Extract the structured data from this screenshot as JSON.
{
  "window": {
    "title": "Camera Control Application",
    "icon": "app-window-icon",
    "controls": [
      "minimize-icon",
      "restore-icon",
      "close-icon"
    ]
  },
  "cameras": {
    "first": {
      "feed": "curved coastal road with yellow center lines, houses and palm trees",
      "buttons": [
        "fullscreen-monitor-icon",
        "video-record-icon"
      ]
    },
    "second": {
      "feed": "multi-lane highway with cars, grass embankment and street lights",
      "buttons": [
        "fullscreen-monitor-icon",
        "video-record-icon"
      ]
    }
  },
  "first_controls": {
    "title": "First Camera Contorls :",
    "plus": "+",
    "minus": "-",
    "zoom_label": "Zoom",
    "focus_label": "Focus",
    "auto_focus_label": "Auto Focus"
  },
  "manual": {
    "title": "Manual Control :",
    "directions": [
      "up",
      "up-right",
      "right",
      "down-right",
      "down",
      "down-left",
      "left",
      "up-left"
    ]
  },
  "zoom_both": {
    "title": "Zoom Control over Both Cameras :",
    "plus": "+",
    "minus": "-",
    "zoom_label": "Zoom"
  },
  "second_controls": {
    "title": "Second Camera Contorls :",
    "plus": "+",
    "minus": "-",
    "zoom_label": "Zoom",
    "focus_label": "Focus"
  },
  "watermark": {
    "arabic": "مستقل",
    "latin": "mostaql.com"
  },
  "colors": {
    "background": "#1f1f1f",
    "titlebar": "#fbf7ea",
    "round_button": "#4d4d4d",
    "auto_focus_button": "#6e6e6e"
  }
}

**Brief**.
Return the lines above exactly, keeping every word.

**Task solution**.
Extract the structured data from this screenshot as JSON.
{
  "window": {
    "title": "Camera Control Application",
    "icon": "app-window-icon",
    "controls": [
      "minimize-icon",
      "restore-icon",
      "close-icon"
    ]
  },
  "cameras": {
    "first": {
      "feed": "curved coastal road with yellow center lines, houses and palm trees",
      "buttons": [
        "fullscreen-monitor-icon",
        "video-record-icon"
      ]
    },
    "second": {
      "feed": "multi-lane highway with cars, grass embankment and street lights",
      "buttons": [
        "fullscreen-monitor-icon",
        "video-record-icon"
      ]
    }
  },
  "first_controls": {
    "title": "First Camera Contorls :",
    "plus": "+",
    "minus": "-",
    "zoom_label": "Zoom",
    "focus_label": "Focus",
    "auto_focus_label": "Auto Focus"
  },
  "manual": {
    "title": "Manual Control :",
    "directions": [
      "up",
      "up-right",
      "right",
      "down-right",
      "down",
      "down-left",
      "left",
      "up-left"
    ]
  },
  "zoom_both": {
    "title": "Zoom Control over Both Cameras :",
    "plus": "+",
    "minus": "-",
    "zoom_label": "Zoom"
  },
  "second_controls": {
    "title": "Second Camera Contorls :",
    "plus": "+",
    "minus": "-",
    "zoom_label": "Zoom",
    "focus_label": "Focus"
  },
  "watermark": {
    "arabic": "مستقل",
    "latin": "mostaql.com"
  },
  "colors": {
    "background": "#1f1f1f",
    "titlebar": "#fbf7ea",
    "round_button": "#4d4d4d",
    "auto_focus_button": "#6e6e6e"
  }
}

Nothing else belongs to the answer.